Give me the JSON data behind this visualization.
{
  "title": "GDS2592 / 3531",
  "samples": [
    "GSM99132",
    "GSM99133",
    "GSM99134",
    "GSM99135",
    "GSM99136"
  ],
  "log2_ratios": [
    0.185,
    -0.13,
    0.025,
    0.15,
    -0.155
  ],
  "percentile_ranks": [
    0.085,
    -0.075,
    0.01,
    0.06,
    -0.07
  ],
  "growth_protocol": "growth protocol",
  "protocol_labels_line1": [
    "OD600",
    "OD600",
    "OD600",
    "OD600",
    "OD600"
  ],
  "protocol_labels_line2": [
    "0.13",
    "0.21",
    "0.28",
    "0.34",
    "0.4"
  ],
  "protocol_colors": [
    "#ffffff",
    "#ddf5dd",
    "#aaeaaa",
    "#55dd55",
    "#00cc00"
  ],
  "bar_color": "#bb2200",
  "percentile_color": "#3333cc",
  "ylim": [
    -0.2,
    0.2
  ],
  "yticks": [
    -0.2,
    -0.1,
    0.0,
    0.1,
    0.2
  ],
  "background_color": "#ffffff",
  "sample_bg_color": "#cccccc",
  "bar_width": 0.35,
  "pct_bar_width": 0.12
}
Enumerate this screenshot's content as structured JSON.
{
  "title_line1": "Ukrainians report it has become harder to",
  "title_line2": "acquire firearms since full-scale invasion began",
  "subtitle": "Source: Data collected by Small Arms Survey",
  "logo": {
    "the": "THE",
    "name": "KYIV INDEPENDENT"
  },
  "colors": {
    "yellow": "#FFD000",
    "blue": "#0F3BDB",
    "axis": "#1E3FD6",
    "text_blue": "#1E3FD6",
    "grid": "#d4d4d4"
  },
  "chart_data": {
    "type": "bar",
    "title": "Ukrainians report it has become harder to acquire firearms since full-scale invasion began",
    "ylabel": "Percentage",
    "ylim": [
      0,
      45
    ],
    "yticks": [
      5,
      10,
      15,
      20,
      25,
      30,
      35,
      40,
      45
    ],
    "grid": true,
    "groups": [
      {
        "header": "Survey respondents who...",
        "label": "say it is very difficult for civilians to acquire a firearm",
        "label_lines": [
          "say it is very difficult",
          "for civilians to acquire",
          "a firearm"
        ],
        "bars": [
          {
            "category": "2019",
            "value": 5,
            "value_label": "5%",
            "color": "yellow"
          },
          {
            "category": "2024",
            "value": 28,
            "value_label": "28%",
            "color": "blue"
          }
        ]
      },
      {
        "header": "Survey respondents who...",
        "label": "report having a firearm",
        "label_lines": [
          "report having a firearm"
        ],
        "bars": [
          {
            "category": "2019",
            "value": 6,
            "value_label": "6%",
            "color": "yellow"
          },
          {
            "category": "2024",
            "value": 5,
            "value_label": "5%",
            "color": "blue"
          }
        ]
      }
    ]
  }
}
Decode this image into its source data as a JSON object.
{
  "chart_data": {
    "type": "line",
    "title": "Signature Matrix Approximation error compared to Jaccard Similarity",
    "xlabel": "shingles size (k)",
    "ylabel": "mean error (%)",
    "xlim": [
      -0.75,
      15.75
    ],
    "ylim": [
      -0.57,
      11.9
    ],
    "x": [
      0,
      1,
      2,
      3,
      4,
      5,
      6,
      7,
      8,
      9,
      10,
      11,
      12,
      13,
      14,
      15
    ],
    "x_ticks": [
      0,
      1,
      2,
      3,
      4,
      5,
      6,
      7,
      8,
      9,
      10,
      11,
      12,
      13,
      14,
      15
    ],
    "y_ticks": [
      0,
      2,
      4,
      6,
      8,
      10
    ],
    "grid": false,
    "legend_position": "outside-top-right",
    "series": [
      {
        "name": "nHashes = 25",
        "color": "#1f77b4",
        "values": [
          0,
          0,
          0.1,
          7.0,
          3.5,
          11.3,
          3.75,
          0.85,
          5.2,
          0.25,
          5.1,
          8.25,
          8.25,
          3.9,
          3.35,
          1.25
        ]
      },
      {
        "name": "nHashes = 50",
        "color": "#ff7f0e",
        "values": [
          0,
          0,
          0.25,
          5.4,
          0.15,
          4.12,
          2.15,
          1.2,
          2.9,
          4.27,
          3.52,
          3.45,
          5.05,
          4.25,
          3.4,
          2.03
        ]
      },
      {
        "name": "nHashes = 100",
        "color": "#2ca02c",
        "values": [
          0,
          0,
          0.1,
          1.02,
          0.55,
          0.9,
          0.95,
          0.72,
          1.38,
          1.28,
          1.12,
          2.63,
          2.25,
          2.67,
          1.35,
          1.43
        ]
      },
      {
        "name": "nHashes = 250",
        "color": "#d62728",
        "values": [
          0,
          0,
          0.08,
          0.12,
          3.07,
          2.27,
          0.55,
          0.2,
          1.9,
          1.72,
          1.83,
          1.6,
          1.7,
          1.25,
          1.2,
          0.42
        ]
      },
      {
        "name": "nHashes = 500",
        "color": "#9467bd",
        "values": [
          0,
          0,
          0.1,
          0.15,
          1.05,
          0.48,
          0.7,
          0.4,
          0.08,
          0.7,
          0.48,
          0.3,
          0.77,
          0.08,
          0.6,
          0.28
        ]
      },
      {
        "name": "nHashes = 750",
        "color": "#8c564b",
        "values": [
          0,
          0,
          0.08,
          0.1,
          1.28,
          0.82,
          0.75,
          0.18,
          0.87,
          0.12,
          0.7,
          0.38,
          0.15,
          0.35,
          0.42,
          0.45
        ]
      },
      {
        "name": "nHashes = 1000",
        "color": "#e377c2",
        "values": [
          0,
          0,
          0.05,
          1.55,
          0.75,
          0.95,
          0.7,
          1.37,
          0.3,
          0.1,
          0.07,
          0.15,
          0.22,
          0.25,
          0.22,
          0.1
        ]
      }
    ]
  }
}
============
▶ [Your task]:
Reproduce the material precisely, including every line.

▶ [Finished answer]:
Give me the JSON data behind this visualization.
{
  "title": "GDS2592 / 3531",
  "samples": [
    "GSM99132",
    "GSM99133",
    "GSM99134",
    "GSM99135",
    "GSM99136"
  ],
  "log2_ratios": [
    0.185,
    -0.13,
    0.025,
    0.15,
    -0.155
  ],
  "percentile_ranks": [
    0.085,
    -0.075,
    0.01,
    0.06,
    -0.07
  ],
  "growth_protocol": "growth protocol",
  "protocol_labels_line1": [
    "OD600",
    "OD600",
    "OD600",
    "OD600",
    "OD600"
  ],
  "protocol_labels_line2": [
    "0.13",
    "0.21",
    "0.28",
    "0.34",
    "0.4"
  ],
  "protocol_colors": [
    "#ffffff",
    "#ddf5dd",
    "#aaeaaa",
    "#55dd55",
    "#00cc00"
  ],
  "bar_color": "#bb2200",
  "percentile_color": "#3333cc",
  "ylim": [
    -0.2,
    0.2
  ],
  "yticks": [
    -0.2,
    -0.1,
    0.0,
    0.1,
    0.2
  ],
  "background_color": "#ffffff",
  "sample_bg_color": "#cccccc",
  "bar_width": 0.35,
  "pct_bar_width": 0.12
}
Enumerate this screenshot's content as structured JSON.
{
  "title_line1": "Ukrainians report it has become harder to",
  "title_line2": "acquire firearms since full-scale invasion began",
  "subtitle": "Source: Data collected by Small Arms Survey",
  "logo": {
    "the": "THE",
    "name": "KYIV INDEPENDENT"
  },
  "colors": {
    "yellow": "#FFD000",
    "blue": "#0F3BDB",
    "axis": "#1E3FD6",
    "text_blue": "#1E3FD6",
    "grid": "#d4d4d4"
  },
  "chart_data": {
    "type": "bar",
    "title": "Ukrainians report it has become harder to acquire firearms since full-scale invasion began",
    "ylabel": "Percentage",
    "ylim": [
      0,
      45
    ],
    "yticks": [
      5,
      10,
      15,
      20,
      25,
      30,
      35,
      40,
      45
    ],
    "grid": true,
    "groups": [
      {
        "header": "Survey respondents who...",
        "label": "say it is very difficult for civilians to acquire a firearm",
        "label_lines": [
          "say it is very difficult",
          "for civilians to acquire",
          "a firearm"
        ],
        "bars": [
          {
            "category": "2019",
            "value": 5,
            "value_label": "5%",
            "color": "yellow"
          },
          {
            "category": "2024",
            "value": 28,
            "value_label": "28%",
            "color": "blue"
          }
        ]
      },
      {
        "header": "Survey respondents who...",
        "label": "report having a firearm",
        "label_lines": [
          "report having a firearm"
        ],
        "bars": [
          {
            "category": "2019",
            "value": 6,
            "value_label": "6%",
            "color": "yellow"
          },
          {
            "category": "2024",
            "value": 5,
            "value_label": "5%",
            "color": "blue"
          }
        ]
      }
    ]
  }
}
Decode this image into its source data as a JSON object.
{
  "chart_data": {
    "type": "line",
    "title": "Signature Matrix Approximation error compared to Jaccard Similarity",
    "xlabel": "shingles size (k)",
    "ylabel": "mean error (%)",
    "xlim": [
      -0.75,
      15.75
    ],
    "ylim": [
      -0.57,
      11.9
    ],
    "x": [
      0,
      1,
      2,
      3,
      4,
      5,
      6,
      7,
      8,
      9,
      10,
      11,
      12,
      13,
      14,
      15
    ],
    "x_ticks": [
      0,
      1,
      2,
      3,
      4,
      5,
      6,
      7,
      8,
      9,
      10,
      11,
      12,
      13,
      14,
      15
    ],
    "y_ticks": [
      0,
      2,
      4,
      6,
      8,
      10
    ],
    "grid": false,
    "legend_position": "outside-top-right",
    "series": [
      {
        "name": "nHashes = 25",
        "color": "#1f77b4",
        "values": [
          0,
          0,
          0.1,
          7.0,
          3.5,
          11.3,
          3.75,
          0.85,
          5.2,
          0.25,
          5.1,
          8.25,
          8.25,
          3.9,
          3.35,
          1.25
        ]
      },
      {
        "name": "nHashes = 50",
        "color": "#ff7f0e",
        "values": [
          0,
          0,
          0.25,
          5.4,
          0.15,
          4.12,
          2.15,
          1.2,
          2.9,
          4.27,
          3.52,
          3.45,
          5.05,
          4.25,
          3.4,
          2.03
        ]
      },
      {
        "name": "nHashes = 100",
        "color": "#2ca02c",
        "values": [
          0,
          0,
          0.1,
          1.02,
          0.55,
          0.9,
          0.95,
          0.72,
          1.38,
          1.28,
          1.12,
          2.63,
          2.25,
          2.67,
          1.35,
          1.43
        ]
      },
      {
        "name": "nHashes = 250",
        "color": "#d62728",
        "values": [
          0,
          0,
          0.08,
          0.12,
          3.07,
          2.27,
          0.55,
          0.2,
          1.9,
          1.72,
          1.83,
          1.6,
          1.7,
          1.25,
          1.2,
          0.42
        ]
      },
      {
        "name": "nHashes = 500",
        "color": "#9467bd",
        "values": [
          0,
          0,
          0.1,
          0.15,
          1.05,
          0.48,
          0.7,
          0.4,
          0.08,
          0.7,
          0.48,
          0.3,
          0.77,
          0.08,
          0.6,
          0.28
        ]
      },
      {
        "name": "nHashes = 750",
        "color": "#8c564b",
        "values": [
          0,
          0,
          0.08,
          0.1,
          1.28,
          0.82,
          0.75,
          0.18,
          0.87,
          0.12,
          0.7,
          0.38,
          0.15,
          0.35,
          0.42,
          0.45
        ]
      },
      {
        "name": "nHashes = 1000",
        "color": "#e377c2",
        "values": [
          0,
          0,
          0.05,
          1.55,
          0.75,
          0.95,
          0.7,
          1.37,
          0.3,
          0.1,
          0.07,
          0.15,
          0.22,
          0.25,
          0.22,
          0.1
        ]
      }
    ]
  }
}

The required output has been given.